* [WORK INSTRUCTIONS]
[1] Answer these questions from the thread on van beds:
(a) What does Ken wish his van had?
(b) What does Grizzly's household sleep on?
(c) What had bigtree grown tired of before choosing a fixed bed?
[2] Turn the paragraph in the thread on van beds that begins "We found the answer to this" into a short bulleted list, keeping its main facts.

* [SELECTED EXTRACT]
begin

That mirrors our take on sleeping arrangements exactly. Without fail, every visitor to our van that comments on our layout (from mainly) fixed bed units has said how much roomier our van seemed to be compared to theirs.
However I wish we had the underbed garage storage a fixed bed often gives.
Horses for courses.
Ken


----------



## Grizzly (May 9, 2005)

Lesleykh said:


> For us an important factor was keeping our bedding cleaner. If we'd left the bed up, or had a fixed bed, the dog would have slept on it at every opportunity!
> 
> Lesley


We found the answer to this ( no dog but we don't want to sit on the bedclothes all day) was a couple of goose down duvets that take seconds to fold into cushion covers. For sleeping on we have 2 down and feather mattress toppers,each in a plain white cotton cover. These are rolled up in covers that match the cushions and form back rolls on the long seats during the day. Our pillows are feather cushions that go back in cushion covers.

G


----------



## homenaway (Jul 27, 2005)

Hi,

We have the same van as Addie and agree that the fixed bed across the back really suits us. 

The mattress that came in our Twin is very comfortable and it's always available if one of us wants a nap or an early night. We have found it's the best compromise for us. 

The bed makes a useful place for putting the clutter we acquire eg when shopping before storing it underneath. We normally take the dinette table down in the evenings and as the cab seats are comfy we can stretch out ok to watch the tv etc. 

If one of us wants to get up early in the mornings we have plenty of room which we didn't have in our AS Symbol once the transverse bed was made up.

Steve


----------



## bigtree (Feb 3, 2007)

A fixed bed was always a priority when we were looking for a van,got fed up making up the bed when we used to tug.


----------



## KARTMAN (Feb 3, 2008)

end

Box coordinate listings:
begin

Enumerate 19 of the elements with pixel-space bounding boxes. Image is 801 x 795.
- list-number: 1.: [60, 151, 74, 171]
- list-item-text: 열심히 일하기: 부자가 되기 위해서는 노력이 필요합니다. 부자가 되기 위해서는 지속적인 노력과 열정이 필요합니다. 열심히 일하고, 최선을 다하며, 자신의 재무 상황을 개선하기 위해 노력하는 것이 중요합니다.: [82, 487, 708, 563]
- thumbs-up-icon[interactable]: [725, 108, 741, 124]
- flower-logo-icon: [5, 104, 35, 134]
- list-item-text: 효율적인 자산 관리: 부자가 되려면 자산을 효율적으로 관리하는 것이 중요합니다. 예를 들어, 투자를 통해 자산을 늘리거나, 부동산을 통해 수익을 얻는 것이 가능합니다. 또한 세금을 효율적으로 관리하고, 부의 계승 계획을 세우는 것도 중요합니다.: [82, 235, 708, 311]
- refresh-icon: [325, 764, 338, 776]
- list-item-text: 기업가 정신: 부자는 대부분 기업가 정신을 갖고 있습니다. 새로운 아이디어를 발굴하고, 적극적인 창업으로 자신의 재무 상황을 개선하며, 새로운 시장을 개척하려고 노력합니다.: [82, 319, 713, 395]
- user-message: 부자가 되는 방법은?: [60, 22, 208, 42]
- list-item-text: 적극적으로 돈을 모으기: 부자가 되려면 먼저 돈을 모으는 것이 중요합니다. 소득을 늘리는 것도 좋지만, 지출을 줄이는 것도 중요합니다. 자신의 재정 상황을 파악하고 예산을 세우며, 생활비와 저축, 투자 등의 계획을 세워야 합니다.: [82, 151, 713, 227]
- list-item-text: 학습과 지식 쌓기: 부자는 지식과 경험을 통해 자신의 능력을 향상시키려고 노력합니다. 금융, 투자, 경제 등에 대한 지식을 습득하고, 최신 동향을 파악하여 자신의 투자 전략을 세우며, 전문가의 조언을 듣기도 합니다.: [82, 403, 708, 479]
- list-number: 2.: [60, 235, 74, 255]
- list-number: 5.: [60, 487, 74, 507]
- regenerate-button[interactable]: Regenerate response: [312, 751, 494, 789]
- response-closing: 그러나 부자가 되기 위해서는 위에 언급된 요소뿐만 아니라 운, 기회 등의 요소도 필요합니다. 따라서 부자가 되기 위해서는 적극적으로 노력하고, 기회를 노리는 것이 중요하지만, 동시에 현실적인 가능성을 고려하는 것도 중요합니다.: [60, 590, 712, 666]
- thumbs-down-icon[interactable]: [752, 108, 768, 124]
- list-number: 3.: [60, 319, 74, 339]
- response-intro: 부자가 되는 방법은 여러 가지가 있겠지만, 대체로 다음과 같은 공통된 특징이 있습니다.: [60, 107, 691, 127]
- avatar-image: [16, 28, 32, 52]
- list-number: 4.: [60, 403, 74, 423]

end

* [TASK-BY-TASK SOLUTIONS]
[1]
(a) The underbed garage storage a fixed bed often gives.
(b) Two down and feather mattress toppers, each in a plain white cotton cover.
(c) Making up the bed back when they used to tug.

[2]
- Purpose: avoiding sitting on the bedclothes all day (no dog involved).
- Two goose down duvets fold into cushion covers in seconds.
- Two down and feather mattress toppers in plain white cotton covers are used for sleeping on.
- By day, the toppers are rolled up in covers matching the cushions and serve as back rolls on the long seats.
- Pillows are feather cushions that go back into cushion covers.